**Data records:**
## Begin

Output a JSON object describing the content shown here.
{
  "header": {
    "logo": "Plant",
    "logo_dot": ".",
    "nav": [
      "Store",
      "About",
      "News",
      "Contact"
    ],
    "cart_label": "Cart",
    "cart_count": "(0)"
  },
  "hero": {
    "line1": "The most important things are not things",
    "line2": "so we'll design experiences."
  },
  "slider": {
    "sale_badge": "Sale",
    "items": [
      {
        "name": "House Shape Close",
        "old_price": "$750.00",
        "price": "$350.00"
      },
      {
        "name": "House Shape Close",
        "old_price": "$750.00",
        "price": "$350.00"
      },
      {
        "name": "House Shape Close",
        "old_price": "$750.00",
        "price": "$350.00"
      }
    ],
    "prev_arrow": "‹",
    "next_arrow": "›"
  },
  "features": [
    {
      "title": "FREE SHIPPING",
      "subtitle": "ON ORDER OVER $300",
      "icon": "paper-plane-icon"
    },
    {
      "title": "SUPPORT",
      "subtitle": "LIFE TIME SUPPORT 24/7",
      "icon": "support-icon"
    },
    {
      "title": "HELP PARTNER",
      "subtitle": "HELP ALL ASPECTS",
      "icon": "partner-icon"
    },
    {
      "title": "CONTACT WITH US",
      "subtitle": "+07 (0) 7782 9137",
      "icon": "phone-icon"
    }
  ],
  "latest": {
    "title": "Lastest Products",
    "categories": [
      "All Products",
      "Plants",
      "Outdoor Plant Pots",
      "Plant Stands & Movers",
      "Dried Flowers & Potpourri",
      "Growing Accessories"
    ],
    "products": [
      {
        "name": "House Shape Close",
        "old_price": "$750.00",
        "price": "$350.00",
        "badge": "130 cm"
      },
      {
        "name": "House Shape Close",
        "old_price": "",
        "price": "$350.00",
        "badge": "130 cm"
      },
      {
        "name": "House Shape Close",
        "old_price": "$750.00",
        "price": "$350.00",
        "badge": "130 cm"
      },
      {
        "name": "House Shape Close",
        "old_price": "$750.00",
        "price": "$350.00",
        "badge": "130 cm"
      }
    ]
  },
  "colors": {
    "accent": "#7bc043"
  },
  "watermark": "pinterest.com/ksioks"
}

## End

**REQUIREMENTS:** All of the entries should be written out again exactly.

**WORKED ANSWER:**
Output a JSON object describing the content shown here.
{
  "header": {
    "logo": "Plant",
    "logo_dot": ".",
    "nav": [
      "Store",
      "About",
      "News",
      "Contact"
    ],
    "cart_label": "Cart",
    "cart_count": "(0)"
  },
  "hero": {
    "line1": "The most important things are not things",
    "line2": "so we'll design experiences."
  },
  "slider": {
    "sale_badge": "Sale",
    "items": [
      {
        "name": "House Shape Close",
        "old_price": "$750.00",
        "price": "$350.00"
      },
      {
        "name": "House Shape Close",
        "old_price": "$750.00",
        "price": "$350.00"
      },
      {
        "name": "House Shape Close",
        "old_price": "$750.00",
        "price": "$350.00"
      }
    ],
    "prev_arrow": "‹",
    "next_arrow": "›"
  },
  "features": [
    {
      "title": "FREE SHIPPING",
      "subtitle": "ON ORDER OVER $300",
      "icon": "paper-plane-icon"
    },
    {
      "title": "SUPPORT",
      "subtitle": "LIFE TIME SUPPORT 24/7",
      "icon": "support-icon"
    },
    {
      "title": "HELP PARTNER",
      "subtitle": "HELP ALL ASPECTS",
      "icon": "partner-icon"
    },
    {
      "title": "CONTACT WITH US",
      "subtitle": "+07 (0) 7782 9137",
      "icon": "phone-icon"
    }
  ],
  "latest": {
    "title": "Lastest Products",
    "categories": [
      "All Products",
      "Plants",
      "Outdoor Plant Pots",
      "Plant Stands & Movers",
      "Dried Flowers & Potpourri",
      "Growing Accessories"
    ],
    "products": [
      {
        "name": "House Shape Close",
        "old_price": "$750.00",
        "price": "$350.00",
        "badge": "130 cm"
      },
      {
        "name": "House Shape Close",
        "old_price": "",
        "price": "$350.00",
        "badge": "130 cm"
      },
      {
        "name": "House Shape Close",
        "old_price": "$750.00",
        "price": "$350.00",
        "badge": "130 cm"
      },
      {
        "name": "House Shape Close",
        "old_price": "$750.00",
        "price": "$350.00",
        "badge": "130 cm"
      }
    ]
  },
  "colors": {
    "accent": "#7bc043"
  },
  "watermark": "pinterest.com/ksioks"
}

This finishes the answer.